▸ Data for processing
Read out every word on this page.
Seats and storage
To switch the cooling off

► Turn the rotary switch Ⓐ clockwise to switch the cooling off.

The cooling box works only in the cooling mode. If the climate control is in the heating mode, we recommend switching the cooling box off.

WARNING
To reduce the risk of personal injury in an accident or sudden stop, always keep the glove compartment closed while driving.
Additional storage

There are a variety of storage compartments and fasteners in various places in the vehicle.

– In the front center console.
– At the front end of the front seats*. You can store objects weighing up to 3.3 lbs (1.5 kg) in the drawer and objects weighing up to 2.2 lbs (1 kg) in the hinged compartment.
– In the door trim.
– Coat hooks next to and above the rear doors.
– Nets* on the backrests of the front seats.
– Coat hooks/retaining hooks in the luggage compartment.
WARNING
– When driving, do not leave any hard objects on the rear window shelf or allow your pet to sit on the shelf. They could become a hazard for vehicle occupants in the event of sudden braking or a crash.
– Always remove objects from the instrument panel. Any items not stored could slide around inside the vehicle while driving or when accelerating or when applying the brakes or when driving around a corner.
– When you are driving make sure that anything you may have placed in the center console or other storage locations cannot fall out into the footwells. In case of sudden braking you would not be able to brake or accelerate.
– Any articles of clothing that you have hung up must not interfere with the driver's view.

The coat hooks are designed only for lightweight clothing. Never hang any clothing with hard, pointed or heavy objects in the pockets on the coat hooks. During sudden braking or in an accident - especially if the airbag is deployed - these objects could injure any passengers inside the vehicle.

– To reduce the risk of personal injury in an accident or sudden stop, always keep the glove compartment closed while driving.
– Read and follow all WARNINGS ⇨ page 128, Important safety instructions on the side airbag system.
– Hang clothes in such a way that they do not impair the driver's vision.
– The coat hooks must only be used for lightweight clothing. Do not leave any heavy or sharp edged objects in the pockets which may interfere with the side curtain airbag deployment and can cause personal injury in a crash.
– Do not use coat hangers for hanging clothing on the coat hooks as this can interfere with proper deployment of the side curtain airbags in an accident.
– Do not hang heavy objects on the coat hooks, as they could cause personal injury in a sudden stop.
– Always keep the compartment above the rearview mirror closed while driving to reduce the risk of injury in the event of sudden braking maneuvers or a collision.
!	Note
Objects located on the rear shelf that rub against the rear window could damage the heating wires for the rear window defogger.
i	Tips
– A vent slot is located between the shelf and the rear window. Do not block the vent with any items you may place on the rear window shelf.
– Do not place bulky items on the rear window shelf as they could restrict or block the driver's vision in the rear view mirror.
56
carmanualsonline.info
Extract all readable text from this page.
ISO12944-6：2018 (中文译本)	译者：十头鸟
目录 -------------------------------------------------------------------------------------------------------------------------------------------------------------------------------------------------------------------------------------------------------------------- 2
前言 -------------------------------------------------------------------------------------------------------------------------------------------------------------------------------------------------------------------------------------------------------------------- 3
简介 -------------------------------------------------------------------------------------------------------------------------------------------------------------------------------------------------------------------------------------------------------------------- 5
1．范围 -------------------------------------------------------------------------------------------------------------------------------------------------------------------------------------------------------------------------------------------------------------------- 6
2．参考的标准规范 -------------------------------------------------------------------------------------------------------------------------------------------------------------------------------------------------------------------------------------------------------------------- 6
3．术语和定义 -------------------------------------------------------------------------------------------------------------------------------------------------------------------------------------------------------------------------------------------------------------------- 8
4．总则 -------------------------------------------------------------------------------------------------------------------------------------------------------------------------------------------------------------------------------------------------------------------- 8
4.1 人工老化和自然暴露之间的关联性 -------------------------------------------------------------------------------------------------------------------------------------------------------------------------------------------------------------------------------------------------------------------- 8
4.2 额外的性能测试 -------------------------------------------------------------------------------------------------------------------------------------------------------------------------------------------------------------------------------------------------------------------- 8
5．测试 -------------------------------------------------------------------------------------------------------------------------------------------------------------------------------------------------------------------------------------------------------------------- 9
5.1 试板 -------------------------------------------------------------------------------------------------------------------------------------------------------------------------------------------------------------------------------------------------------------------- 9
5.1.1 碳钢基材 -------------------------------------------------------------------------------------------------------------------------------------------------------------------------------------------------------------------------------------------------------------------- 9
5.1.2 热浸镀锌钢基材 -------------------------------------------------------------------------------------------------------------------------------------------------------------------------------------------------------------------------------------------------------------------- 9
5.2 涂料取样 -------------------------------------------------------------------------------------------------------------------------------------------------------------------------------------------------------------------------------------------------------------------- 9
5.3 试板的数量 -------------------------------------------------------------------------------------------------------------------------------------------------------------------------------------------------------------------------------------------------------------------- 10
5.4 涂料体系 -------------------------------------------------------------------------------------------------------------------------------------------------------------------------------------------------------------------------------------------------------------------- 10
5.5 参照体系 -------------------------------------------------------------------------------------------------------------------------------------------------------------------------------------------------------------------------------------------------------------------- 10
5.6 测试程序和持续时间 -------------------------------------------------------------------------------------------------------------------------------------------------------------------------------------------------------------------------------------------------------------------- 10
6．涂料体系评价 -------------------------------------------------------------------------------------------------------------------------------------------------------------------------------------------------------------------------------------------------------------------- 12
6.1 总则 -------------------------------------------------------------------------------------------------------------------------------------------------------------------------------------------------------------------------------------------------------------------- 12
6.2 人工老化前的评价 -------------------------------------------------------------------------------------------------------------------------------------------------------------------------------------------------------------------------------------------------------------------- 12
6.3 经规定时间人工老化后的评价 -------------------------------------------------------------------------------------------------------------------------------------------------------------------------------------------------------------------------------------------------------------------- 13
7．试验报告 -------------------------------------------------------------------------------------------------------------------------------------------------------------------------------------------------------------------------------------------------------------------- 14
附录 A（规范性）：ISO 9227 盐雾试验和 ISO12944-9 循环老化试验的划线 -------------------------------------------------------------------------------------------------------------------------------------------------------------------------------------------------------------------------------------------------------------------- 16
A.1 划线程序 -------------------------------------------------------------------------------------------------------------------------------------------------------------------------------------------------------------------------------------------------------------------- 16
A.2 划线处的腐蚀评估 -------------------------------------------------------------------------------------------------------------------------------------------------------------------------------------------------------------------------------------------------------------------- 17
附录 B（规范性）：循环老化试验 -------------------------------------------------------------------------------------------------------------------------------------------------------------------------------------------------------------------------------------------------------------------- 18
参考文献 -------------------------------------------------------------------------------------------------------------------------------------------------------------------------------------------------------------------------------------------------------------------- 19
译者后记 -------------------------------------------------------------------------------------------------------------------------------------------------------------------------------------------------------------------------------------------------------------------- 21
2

▸ Exercise objective
Using the listing above, pull out all lines that hold the word "from".

▸ Output
– Always remove objects from the instrument panel. Any items not stored could slide around inside the vehicle while driving or when accelerating or when applying the brakes or when driving around a corner.
Extract all readable text from this page.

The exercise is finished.